(Dataset rows about figures)
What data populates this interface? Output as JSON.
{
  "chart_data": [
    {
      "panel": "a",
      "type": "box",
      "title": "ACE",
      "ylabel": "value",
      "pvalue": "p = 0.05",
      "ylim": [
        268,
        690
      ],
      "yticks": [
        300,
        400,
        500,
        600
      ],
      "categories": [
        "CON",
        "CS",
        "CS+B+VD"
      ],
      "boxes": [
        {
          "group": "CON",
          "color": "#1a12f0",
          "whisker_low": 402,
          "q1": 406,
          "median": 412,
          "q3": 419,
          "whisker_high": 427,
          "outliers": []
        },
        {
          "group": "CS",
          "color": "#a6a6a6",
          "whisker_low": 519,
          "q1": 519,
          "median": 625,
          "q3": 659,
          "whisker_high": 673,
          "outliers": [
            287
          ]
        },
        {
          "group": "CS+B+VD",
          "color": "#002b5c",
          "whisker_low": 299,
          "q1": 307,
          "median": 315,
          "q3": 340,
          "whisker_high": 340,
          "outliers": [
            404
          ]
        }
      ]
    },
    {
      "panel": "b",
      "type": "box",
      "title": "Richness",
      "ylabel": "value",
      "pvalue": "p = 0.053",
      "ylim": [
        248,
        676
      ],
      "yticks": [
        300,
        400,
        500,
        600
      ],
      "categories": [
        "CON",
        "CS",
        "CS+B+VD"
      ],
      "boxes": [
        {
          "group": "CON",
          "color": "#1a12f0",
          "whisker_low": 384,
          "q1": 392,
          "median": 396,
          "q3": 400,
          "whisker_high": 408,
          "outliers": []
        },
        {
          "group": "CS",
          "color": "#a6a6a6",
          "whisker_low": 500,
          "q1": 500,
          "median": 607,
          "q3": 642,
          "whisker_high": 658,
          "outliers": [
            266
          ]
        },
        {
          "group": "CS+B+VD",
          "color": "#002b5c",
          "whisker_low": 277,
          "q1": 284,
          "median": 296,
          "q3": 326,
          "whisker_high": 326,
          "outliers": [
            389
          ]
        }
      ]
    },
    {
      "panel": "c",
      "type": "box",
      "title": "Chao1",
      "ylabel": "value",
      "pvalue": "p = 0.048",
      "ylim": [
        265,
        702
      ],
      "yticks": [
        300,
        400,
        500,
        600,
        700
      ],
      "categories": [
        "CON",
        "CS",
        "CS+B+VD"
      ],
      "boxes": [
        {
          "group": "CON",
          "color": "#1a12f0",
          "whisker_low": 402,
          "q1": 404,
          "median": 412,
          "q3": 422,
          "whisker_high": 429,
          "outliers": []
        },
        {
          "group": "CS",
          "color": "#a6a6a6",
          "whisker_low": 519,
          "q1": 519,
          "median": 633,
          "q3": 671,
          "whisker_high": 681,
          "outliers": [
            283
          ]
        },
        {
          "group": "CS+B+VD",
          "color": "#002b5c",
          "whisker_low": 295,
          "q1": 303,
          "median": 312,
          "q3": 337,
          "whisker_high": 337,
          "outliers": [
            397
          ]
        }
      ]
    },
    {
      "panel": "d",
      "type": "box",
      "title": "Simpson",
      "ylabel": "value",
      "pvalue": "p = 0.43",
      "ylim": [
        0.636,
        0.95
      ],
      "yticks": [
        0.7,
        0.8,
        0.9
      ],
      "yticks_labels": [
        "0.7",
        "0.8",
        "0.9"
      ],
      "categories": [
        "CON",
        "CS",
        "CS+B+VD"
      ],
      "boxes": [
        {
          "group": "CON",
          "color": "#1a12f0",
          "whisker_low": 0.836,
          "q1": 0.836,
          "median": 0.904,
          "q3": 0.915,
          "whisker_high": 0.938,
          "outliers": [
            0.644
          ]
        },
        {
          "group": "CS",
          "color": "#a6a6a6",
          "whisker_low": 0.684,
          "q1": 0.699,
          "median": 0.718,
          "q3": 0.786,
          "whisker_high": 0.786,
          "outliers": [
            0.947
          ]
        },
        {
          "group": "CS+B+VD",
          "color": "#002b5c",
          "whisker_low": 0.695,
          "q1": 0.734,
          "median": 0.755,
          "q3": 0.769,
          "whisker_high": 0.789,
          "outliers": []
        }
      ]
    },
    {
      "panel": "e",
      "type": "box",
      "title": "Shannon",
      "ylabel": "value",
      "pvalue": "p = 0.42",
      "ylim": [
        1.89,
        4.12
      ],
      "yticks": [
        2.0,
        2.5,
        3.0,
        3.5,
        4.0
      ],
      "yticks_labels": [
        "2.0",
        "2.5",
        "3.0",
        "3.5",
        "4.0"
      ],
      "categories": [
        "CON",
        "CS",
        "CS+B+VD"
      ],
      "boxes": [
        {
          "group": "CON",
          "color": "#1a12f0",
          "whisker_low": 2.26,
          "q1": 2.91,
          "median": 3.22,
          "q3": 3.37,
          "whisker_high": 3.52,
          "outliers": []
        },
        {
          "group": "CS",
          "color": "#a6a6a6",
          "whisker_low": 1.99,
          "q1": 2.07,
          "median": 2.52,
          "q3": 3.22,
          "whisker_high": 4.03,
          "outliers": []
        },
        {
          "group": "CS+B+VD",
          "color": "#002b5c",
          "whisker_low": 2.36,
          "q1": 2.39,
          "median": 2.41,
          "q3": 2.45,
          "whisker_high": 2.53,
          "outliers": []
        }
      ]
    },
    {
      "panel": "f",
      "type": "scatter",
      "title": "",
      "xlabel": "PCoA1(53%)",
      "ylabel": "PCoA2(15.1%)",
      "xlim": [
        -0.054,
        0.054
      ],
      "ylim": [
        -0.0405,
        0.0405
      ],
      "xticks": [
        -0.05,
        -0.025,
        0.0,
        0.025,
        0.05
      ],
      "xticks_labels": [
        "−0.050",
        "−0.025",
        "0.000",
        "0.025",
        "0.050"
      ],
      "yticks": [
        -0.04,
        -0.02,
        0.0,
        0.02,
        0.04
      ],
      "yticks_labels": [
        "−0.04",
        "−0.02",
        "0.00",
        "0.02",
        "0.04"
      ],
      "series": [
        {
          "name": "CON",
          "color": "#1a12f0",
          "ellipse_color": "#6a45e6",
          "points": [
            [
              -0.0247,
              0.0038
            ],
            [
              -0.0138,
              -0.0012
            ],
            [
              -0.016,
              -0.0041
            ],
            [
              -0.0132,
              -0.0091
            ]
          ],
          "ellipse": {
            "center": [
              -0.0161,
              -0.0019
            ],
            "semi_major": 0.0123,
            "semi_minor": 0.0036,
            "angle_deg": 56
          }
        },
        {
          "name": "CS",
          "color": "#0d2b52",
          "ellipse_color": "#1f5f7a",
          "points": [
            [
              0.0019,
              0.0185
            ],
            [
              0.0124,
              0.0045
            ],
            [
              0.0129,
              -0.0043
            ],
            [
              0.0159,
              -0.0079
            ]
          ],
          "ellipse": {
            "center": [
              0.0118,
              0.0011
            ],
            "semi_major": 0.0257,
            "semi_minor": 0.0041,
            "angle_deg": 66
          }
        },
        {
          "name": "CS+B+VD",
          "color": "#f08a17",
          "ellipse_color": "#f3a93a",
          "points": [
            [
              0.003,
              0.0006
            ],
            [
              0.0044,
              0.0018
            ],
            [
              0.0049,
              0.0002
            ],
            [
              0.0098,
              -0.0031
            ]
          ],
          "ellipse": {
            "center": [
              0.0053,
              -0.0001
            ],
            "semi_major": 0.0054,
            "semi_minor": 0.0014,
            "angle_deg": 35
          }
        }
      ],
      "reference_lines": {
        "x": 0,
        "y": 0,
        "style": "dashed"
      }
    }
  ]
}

• **WHAT YOU WILL DO**: Retype the data in full and match it exactly.

• **SOLUTION**:
What data populates this interface? Output as JSON.
{
  "chart_data": [
    {
      "panel": "a",
      "type": "box",
      "title": "ACE",
      "ylabel": "value",
      "pvalue": "p = 0.05",
      "ylim": [
        268,
        690
      ],
      "yticks": [
        300,
        400,
        500,
        600
      ],
      "categories": [
        "CON",
        "CS",
        "CS+B+VD"
      ],
      "boxes": [
        {
          "group": "CON",
          "color": "#1a12f0",
          "whisker_low": 402,
          "q1": 406,
          "median": 412,
          "q3": 419,
          "whisker_high": 427,
          "outliers": []
        },
        {
          "group": "CS",
          "color": "#a6a6a6",
          "whisker_low": 519,
          "q1": 519,
          "median": 625,
          "q3": 659,
          "whisker_high": 673,
          "outliers": [
            287
          ]
        },
        {
          "group": "CS+B+VD",
          "color": "#002b5c",
          "whisker_low": 299,
          "q1": 307,
          "median": 315,
          "q3": 340,
          "whisker_high": 340,
          "outliers": [
            404
          ]
        }
      ]
    },
    {
      "panel": "b",
      "type": "box",
      "title": "Richness",
      "ylabel": "value",
      "pvalue": "p = 0.053",
      "ylim": [
        248,
        676
      ],
      "yticks": [
        300,
        400,
        500,
        600
      ],
      "categories": [
        "CON",
        "CS",
        "CS+B+VD"
      ],
      "boxes": [
        {
          "group": "CON",
          "color": "#1a12f0",
          "whisker_low": 384,
          "q1": 392,
          "median": 396,
          "q3": 400,
          "whisker_high": 408,
          "outliers": []
        },
        {
          "group": "CS",
          "color": "#a6a6a6",
          "whisker_low": 500,
          "q1": 500,
          "median": 607,
          "q3": 642,
          "whisker_high": 658,
          "outliers": [
            266
          ]
        },
        {
          "group": "CS+B+VD",
          "color": "#002b5c",
          "whisker_low": 277,
          "q1": 284,
          "median": 296,
          "q3": 326,
          "whisker_high": 326,
          "outliers": [
            389
          ]
        }
      ]
    },
    {
      "panel": "c",
      "type": "box",
      "title": "Chao1",
      "ylabel": "value",
      "pvalue": "p = 0.048",
      "ylim": [
        265,
        702
      ],
      "yticks": [
        300,
        400,
        500,
        600,
        700
      ],
      "categories": [
        "CON",
        "CS",
        "CS+B+VD"
      ],
      "boxes": [
        {
          "group": "CON",
          "color": "#1a12f0",
          "whisker_low": 402,
          "q1": 404,
          "median": 412,
          "q3": 422,
          "whisker_high": 429,
          "outliers": []
        },
        {
          "group": "CS",
          "color": "#a6a6a6",
          "whisker_low": 519,
          "q1": 519,
          "median": 633,
          "q3": 671,
          "whisker_high": 681,
          "outliers": [
            283
          ]
        },
        {
          "group": "CS+B+VD",
          "color": "#002b5c",
          "whisker_low": 295,
          "q1": 303,
          "median": 312,
          "q3": 337,
          "whisker_high": 337,
          "outliers": [
            397
          ]
        }
      ]
    },
    {
      "panel": "d",
      "type": "box",
      "title": "Simpson",
      "ylabel": "value",
      "pvalue": "p = 0.43",
      "ylim": [
        0.636,
        0.95
      ],
      "yticks": [
        0.7,
        0.8,
        0.9
      ],
      "yticks_labels": [
        "0.7",
        "0.8",
        "0.9"
      ],
      "categories": [
        "CON",
        "CS",
        "CS+B+VD"
      ],
      "boxes": [
        {
          "group": "CON",
          "color": "#1a12f0",
          "whisker_low": 0.836,
          "q1": 0.836,
          "median": 0.904,
          "q3": 0.915,
          "whisker_high": 0.938,
          "outliers": [
            0.644
          ]
        },
        {
          "group": "CS",
          "color": "#a6a6a6",
          "whisker_low": 0.684,
          "q1": 0.699,
          "median": 0.718,
          "q3": 0.786,
          "whisker_high": 0.786,
          "outliers": [
            0.947
          ]
        },
        {
          "group": "CS+B+VD",
          "color": "#002b5c",
          "whisker_low": 0.695,
          "q1": 0.734,
          "median": 0.755,
          "q3": 0.769,
          "whisker_high": 0.789,
          "outliers": []
        }
      ]
    },
    {
      "panel": "e",
      "type": "box",
      "title": "Shannon",
      "ylabel": "value",
      "pvalue": "p = 0.42",
      "ylim": [
        1.89,
        4.12
      ],
      "yticks": [
        2.0,
        2.5,
        3.0,
        3.5,
        4.0
      ],
      "yticks_labels": [
        "2.0",
        "2.5",
        "3.0",
        "3.5",
        "4.0"
      ],
      "categories": [
        "CON",
        "CS",
        "CS+B+VD"
      ],
      "boxes": [
        {
          "group": "CON",
          "color": "#1a12f0",
          "whisker_low": 2.26,
          "q1": 2.91,
          "median": 3.22,
          "q3": 3.37,
          "whisker_high": 3.52,
          "outliers": []
        },
        {
          "group": "CS",
          "color": "#a6a6a6",
          "whisker_low": 1.99,
          "q1": 2.07,
          "median": 2.52,
          "q3": 3.22,
          "whisker_high": 4.03,
          "outliers": []
        },
        {
          "group": "CS+B+VD",
          "color": "#002b5c",
          "whisker_low": 2.36,
          "q1": 2.39,
          "median": 2.41,
          "q3": 2.45,
          "whisker_high": 2.53,
          "outliers": []
        }
      ]
    },
    {
      "panel": "f",
      "type": "scatter",
      "title": "",
      "xlabel": "PCoA1(53%)",
      "ylabel": "PCoA2(15.1%)",
      "xlim": [
        -0.054,
        0.054
      ],
      "ylim": [
        -0.0405,
        0.0405
      ],
      "xticks": [
        -0.05,
        -0.025,
        0.0,
        0.025,
        0.05
      ],
      "xticks_labels": [
        "−0.050",
        "−0.025",
        "0.000",
        "0.025",
        "0.050"
      ],
      "yticks": [
        -0.04,
        -0.02,
        0.0,
        0.02,
        0.04
      ],
      "yticks_labels": [
        "−0.04",
        "−0.02",
        "0.00",
        "0.02",
        "0.04"
      ],
      "series": [
        {
          "name": "CON",
          "color": "#1a12f0",
          "ellipse_color": "#6a45e6",
          "points": [
            [
              -0.0247,
              0.0038
            ],
            [
              -0.0138,
              -0.0012
            ],
            [
              -0.016,
              -0.0041
            ],
            [
              -0.0132,
              -0.0091
            ]
          ],
          "ellipse": {
            "center": [
              -0.0161,
              -0.0019
            ],
            "semi_major": 0.0123,
            "semi_minor": 0.0036,
            "angle_deg": 56
          }
        },
        {
          "name": "CS",
          "color": "#0d2b52",
          "ellipse_color": "#1f5f7a",
          "points": [
            [
              0.0019,
              0.0185
            ],
            [
              0.0124,
              0.0045
            ],
            [
              0.0129,
              -0.0043
            ],
            [
              0.0159,
              -0.0079
            ]
          ],
          "ellipse": {
            "center": [
              0.0118,
              0.0011
            ],
            "semi_major": 0.0257,
            "semi_minor": 0.0041,
            "angle_deg": 66
          }
        },
        {
          "name": "CS+B+VD",
          "color": "#f08a17",
          "ellipse_color": "#f3a93a",
          "points": [
            [
              0.003,
              0.0006
            ],
            [
              0.0044,
              0.0018
            ],
            [
              0.0049,
              0.0002
            ],
            [
              0.0098,
              -0.0031
            ]
          ],
          "ellipse": {
            "center": [
              0.0053,
              -0.0001
            ],
            "semi_major": 0.0054,
            "semi_minor": 0.0014,
            "angle_deg": 35
          }
        }
      ],
      "reference_lines": {
        "x": 0,
        "y": 0,
        "style": "dashed"
      }
    }
  ]
}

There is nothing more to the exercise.